Transcribe each of the records below exactly, excluding all pictures.

DATA LINES:
╭──

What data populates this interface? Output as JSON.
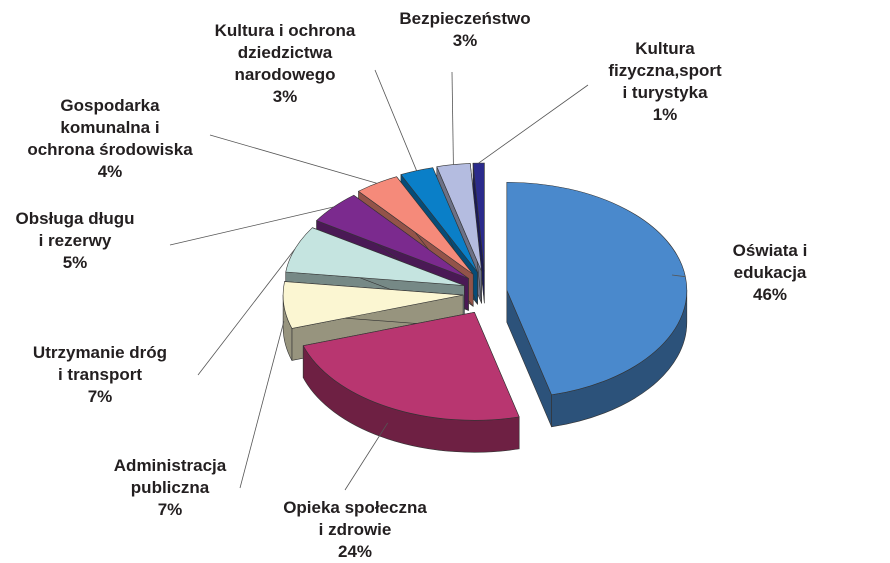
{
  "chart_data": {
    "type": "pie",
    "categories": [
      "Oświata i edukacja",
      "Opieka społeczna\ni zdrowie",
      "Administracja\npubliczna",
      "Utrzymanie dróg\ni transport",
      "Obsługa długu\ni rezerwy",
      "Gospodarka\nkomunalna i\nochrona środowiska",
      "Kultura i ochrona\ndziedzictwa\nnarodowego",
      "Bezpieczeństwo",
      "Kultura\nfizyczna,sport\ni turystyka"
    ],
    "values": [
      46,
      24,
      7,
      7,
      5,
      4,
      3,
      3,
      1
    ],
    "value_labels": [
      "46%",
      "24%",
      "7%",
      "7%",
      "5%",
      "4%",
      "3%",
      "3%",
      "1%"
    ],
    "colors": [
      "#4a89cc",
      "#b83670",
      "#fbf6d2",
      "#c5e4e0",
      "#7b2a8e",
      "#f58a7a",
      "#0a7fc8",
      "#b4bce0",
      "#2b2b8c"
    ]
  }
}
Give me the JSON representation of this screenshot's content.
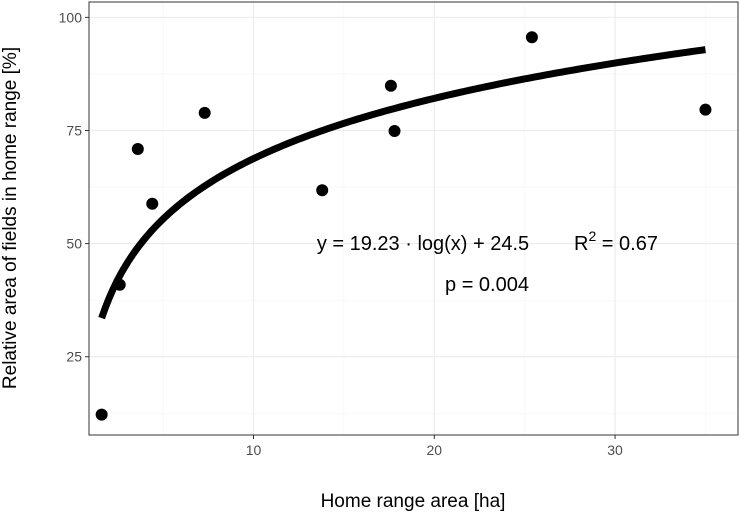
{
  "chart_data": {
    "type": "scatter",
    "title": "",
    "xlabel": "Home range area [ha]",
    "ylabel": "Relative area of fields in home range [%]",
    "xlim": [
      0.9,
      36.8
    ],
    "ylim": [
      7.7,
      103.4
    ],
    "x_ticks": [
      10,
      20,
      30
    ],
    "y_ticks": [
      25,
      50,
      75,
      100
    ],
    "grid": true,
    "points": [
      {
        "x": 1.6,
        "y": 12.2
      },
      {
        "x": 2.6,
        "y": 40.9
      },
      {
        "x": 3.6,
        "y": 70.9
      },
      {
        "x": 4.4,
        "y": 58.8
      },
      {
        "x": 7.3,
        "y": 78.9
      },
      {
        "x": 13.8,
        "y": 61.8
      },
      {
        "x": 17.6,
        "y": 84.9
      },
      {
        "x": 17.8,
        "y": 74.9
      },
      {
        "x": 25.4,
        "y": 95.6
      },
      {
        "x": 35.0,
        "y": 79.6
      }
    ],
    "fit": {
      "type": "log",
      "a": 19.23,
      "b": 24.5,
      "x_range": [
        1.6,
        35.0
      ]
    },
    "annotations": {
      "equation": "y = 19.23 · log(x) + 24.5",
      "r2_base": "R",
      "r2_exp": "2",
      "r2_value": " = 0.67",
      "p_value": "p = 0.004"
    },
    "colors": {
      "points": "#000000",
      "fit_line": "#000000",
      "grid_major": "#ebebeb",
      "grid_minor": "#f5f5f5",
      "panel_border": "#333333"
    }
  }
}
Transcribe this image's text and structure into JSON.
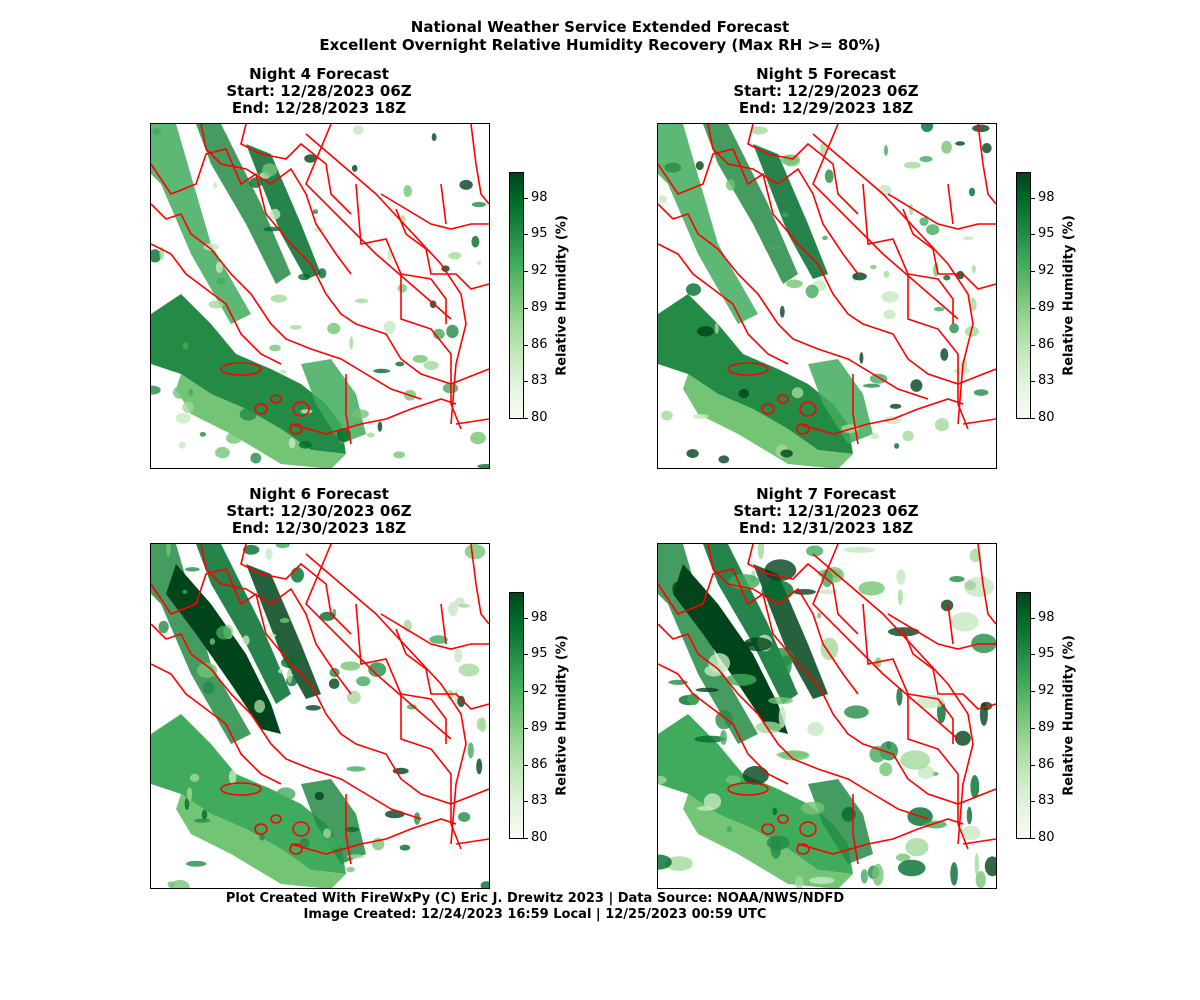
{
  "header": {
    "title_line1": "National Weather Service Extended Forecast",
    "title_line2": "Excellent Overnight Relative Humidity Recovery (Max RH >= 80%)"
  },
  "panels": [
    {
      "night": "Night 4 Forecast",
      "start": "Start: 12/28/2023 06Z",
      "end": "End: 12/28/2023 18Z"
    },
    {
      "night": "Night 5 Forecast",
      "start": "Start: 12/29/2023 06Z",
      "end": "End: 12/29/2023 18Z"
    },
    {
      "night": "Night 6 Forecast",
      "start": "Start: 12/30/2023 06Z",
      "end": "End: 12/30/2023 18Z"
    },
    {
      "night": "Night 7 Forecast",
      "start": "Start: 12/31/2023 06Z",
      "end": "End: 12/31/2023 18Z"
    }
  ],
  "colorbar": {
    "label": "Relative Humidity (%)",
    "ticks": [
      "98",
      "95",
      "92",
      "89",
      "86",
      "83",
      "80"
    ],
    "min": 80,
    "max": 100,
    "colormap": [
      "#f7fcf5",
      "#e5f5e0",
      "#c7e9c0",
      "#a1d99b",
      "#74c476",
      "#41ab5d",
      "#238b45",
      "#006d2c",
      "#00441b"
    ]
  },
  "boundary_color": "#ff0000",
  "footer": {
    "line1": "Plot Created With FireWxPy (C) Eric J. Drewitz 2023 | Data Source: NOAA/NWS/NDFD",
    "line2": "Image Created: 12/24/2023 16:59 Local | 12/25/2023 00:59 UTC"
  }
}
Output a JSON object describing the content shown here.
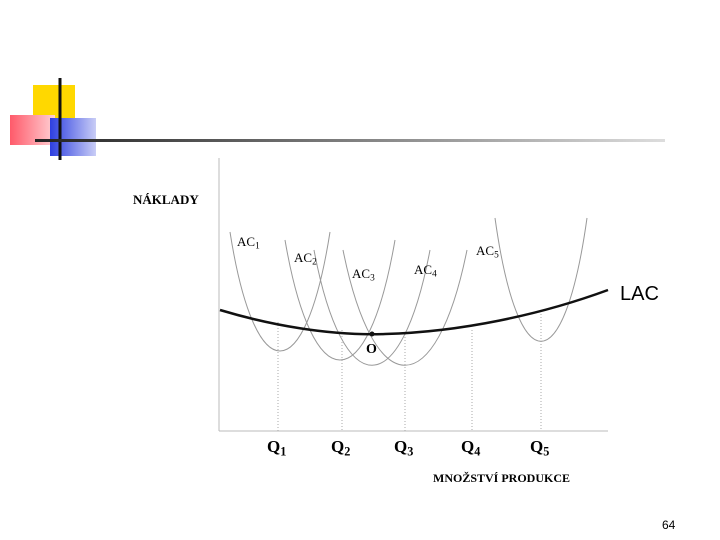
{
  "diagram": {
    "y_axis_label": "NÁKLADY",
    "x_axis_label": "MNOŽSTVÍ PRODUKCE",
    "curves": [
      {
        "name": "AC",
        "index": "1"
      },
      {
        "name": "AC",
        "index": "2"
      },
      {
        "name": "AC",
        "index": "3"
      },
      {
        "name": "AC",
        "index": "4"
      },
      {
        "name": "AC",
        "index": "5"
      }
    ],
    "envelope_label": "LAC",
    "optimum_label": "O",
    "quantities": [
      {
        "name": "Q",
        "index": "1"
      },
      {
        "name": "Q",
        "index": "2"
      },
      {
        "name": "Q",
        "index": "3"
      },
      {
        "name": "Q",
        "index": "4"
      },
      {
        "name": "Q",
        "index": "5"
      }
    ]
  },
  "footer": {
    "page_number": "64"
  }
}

╰──

THE COMPLETED TASK:
What data populates this interface? Output as JSON.
{
  "chart_data": {
    "type": "pie",
    "categories": [
      "Oświata i edukacja",
      "Opieka społeczna\ni zdrowie",
      "Administracja\npubliczna",
      "Utrzymanie dróg\ni transport",
      "Obsługa długu\ni rezerwy",
      "Gospodarka\nkomunalna i\nochrona środowiska",
      "Kultura i ochrona\ndziedzictwa\nnarodowego",
      "Bezpieczeństwo",
      "Kultura\nfizyczna,sport\ni turystyka"
    ],
    "values": [
      46,
      24,
      7,
      7,
      5,
      4,
      3,
      3,
      1
    ],
    "value_labels": [
      "46%",
      "24%",
      "7%",
      "7%",
      "5%",
      "4%",
      "3%",
      "3%",
      "1%"
    ],
    "colors": [
      "#4a89cc",
      "#b83670",
      "#fbf6d2",
      "#c5e4e0",
      "#7b2a8e",
      "#f58a7a",
      "#0a7fc8",
      "#b4bce0",
      "#2b2b8c"
    ]
  }
}
Give me the JSON representation of this screenshot's content.
{
  "chart_data": {
    "type": "scatter",
    "title": "",
    "xlabel": "Home range area [ha]",
    "ylabel": "Relative area of fields in home range [%]",
    "xlim": [
      0.9,
      36.8
    ],
    "ylim": [
      7.7,
      103.4
    ],
    "x_ticks": [
      10,
      20,
      30
    ],
    "y_ticks": [
      25,
      50,
      75,
      100
    ],
    "grid": true,
    "points": [
      {
        "x": 1.6,
        "y": 12.2
      },
      {
        "x": 2.6,
        "y": 40.9
      },
      {
        "x": 3.6,
        "y": 70.9
      },
      {
        "x": 4.4,
        "y": 58.8
      },
      {
        "x": 7.3,
        "y": 78.9
      },
      {
        "x": 13.8,
        "y": 61.8
      },
      {
        "x": 17.6,
        "y": 84.9
      },
      {
        "x": 17.8,
        "y": 74.9
      },
      {
        "x": 25.4,
        "y": 95.6
      },
      {
        "x": 35.0,
        "y": 79.6
      }
    ],
    "fit": {
      "type": "log",
      "a": 19.23,
      "b": 24.5,
      "x_range": [
        1.6,
        35.0
      ]
    },
    "annotations": {
      "equation": "y = 19.23 · log(x) + 24.5",
      "r2_base": "R",
      "r2_exp": "2",
      "r2_value": " = 0.67",
      "p_value": "p = 0.004"
    },
    "colors": {
      "points": "#000000",
      "fit_line": "#000000",
      "grid_major": "#ebebeb",
      "grid_minor": "#f5f5f5",
      "panel_border": "#333333"
    }
  }
}
Transcribe this image's text and structure into JSON.
{
  "header": {
    "title_line1": "National Weather Service Extended Forecast",
    "title_line2": "Excellent Overnight Relative Humidity Recovery (Max RH >= 80%)"
  },
  "panels": [
    {
      "night": "Night 4 Forecast",
      "start": "Start: 12/28/2023 06Z",
      "end": "End: 12/28/2023 18Z"
    },
    {
      "night": "Night 5 Forecast",
      "start": "Start: 12/29/2023 06Z",
      "end": "End: 12/29/2023 18Z"
    },
    {
      "night": "Night 6 Forecast",
      "start": "Start: 12/30/2023 06Z",
      "end": "End: 12/30/2023 18Z"
    },
    {
      "night": "Night 7 Forecast",
      "start": "Start: 12/31/2023 06Z",
      "end": "End: 12/31/2023 18Z"
    }
  ],
  "colorbar": {
    "label": "Relative Humidity (%)",
    "ticks": [
      "98",
      "95",
      "92",
      "89",
      "86",
      "83",
      "80"
    ],
    "min": 80,
    "max": 100,
    "colormap": [
      "#f7fcf5",
      "#e5f5e0",
      "#c7e9c0",
      "#a1d99b",
      "#74c476",
      "#41ab5d",
      "#238b45",
      "#006d2c",
      "#00441b"
    ]
  },
  "boundary_color": "#ff0000",
  "footer": {
    "line1": "Plot Created With FireWxPy (C) Eric J. Drewitz 2023 | Data Source: NOAA/NWS/NDFD",
    "line2": "Image Created: 12/24/2023 16:59 Local | 12/25/2023 00:59 UTC"
  }
}
Output a JSON object describing the content shown here.
{
  "diagram": {
    "y_axis_label": "NÁKLADY",
    "x_axis_label": "MNOŽSTVÍ PRODUKCE",
    "curves": [
      {
        "name": "AC",
        "index": "1"
      },
      {
        "name": "AC",
        "index": "2"
      },
      {
        "name": "AC",
        "index": "3"
      },
      {
        "name": "AC",
        "index": "4"
      },
      {
        "name": "AC",
        "index": "5"
      }
    ],
    "envelope_label": "LAC",
    "optimum_label": "O",
    "quantities": [
      {
        "name": "Q",
        "index": "1"
      },
      {
        "name": "Q",
        "index": "2"
      },
      {
        "name": "Q",
        "index": "3"
      },
      {
        "name": "Q",
        "index": "4"
      },
      {
        "name": "Q",
        "index": "5"
      }
    ]
  },
  "footer": {
    "page_number": "64"
  }
}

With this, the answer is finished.